[Records contained in a dataset]
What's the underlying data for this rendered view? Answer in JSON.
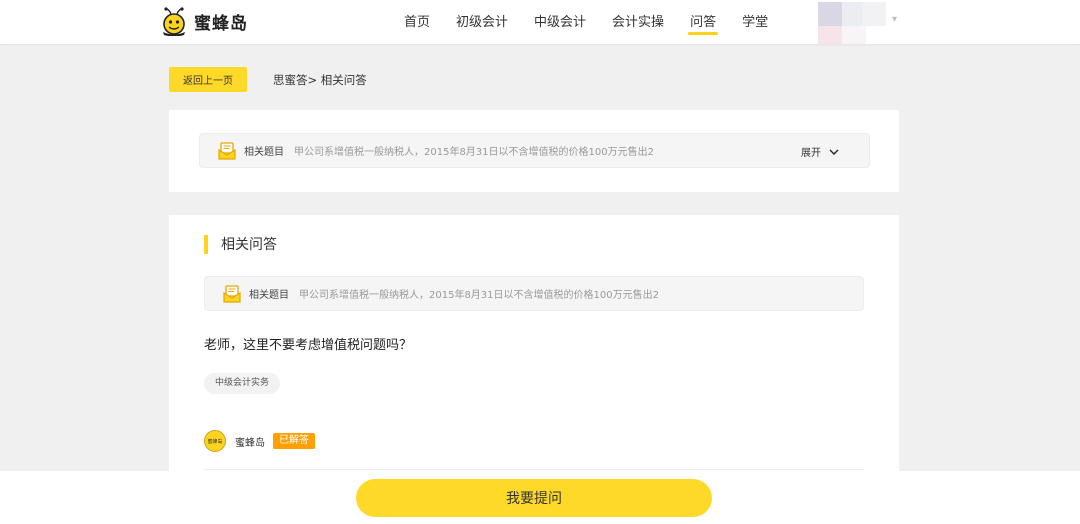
{
  "brand": {
    "name": "蜜蜂岛"
  },
  "nav": {
    "items": [
      {
        "label": "首页"
      },
      {
        "label": "初级会计"
      },
      {
        "label": "中级会计"
      },
      {
        "label": "会计实操"
      },
      {
        "label": "问答"
      },
      {
        "label": "学堂"
      }
    ],
    "active": "问答"
  },
  "user": {
    "caret": "▾"
  },
  "breadcrumb": {
    "back_label": "返回上一页",
    "path": "思蜜答> 相关问答"
  },
  "topic_card": {
    "label": "相关题目",
    "text": "甲公司系增值税一般纳税人，2015年8月31日以不含增值税的价格100万元售出2",
    "expand_label": "展开"
  },
  "qa": {
    "section_title": "相关问答",
    "topic_label": "相关题目",
    "topic_text": "甲公司系增值税一般纳税人，2015年8月31日以不含增值税的价格100万元售出2",
    "question": "老师，这里不要考虑增值税问题吗？",
    "tag": "中级会计实务",
    "answerer": {
      "avatar_text": "蜜蜂岛",
      "name": "蜜蜂岛",
      "status": "已解答"
    }
  },
  "footer": {
    "ask_label": "我要提问"
  },
  "colors": {
    "accent": "#ffd928",
    "answered_badge": "#ff9f00"
  }
}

# EXERCISE DETAILS
Pictures stay out; repeat all the rest of the records exactly.

# RESULT OF THIS TASK
What's the underlying data for this rendered view? Answer in JSON.
{
  "brand": {
    "name": "蜜蜂岛"
  },
  "nav": {
    "items": [
      {
        "label": "首页"
      },
      {
        "label": "初级会计"
      },
      {
        "label": "中级会计"
      },
      {
        "label": "会计实操"
      },
      {
        "label": "问答"
      },
      {
        "label": "学堂"
      }
    ],
    "active": "问答"
  },
  "user": {
    "caret": "▾"
  },
  "breadcrumb": {
    "back_label": "返回上一页",
    "path": "思蜜答> 相关问答"
  },
  "topic_card": {
    "label": "相关题目",
    "text": "甲公司系增值税一般纳税人，2015年8月31日以不含增值税的价格100万元售出2",
    "expand_label": "展开"
  },
  "qa": {
    "section_title": "相关问答",
    "topic_label": "相关题目",
    "topic_text": "甲公司系增值税一般纳税人，2015年8月31日以不含增值税的价格100万元售出2",
    "question": "老师，这里不要考虑增值税问题吗？",
    "tag": "中级会计实务",
    "answerer": {
      "avatar_text": "蜜蜂岛",
      "name": "蜜蜂岛",
      "status": "已解答"
    }
  },
  "footer": {
    "ask_label": "我要提问"
  },
  "colors": {
    "accent": "#ffd928",
    "answered_badge": "#ff9f00"
  }
}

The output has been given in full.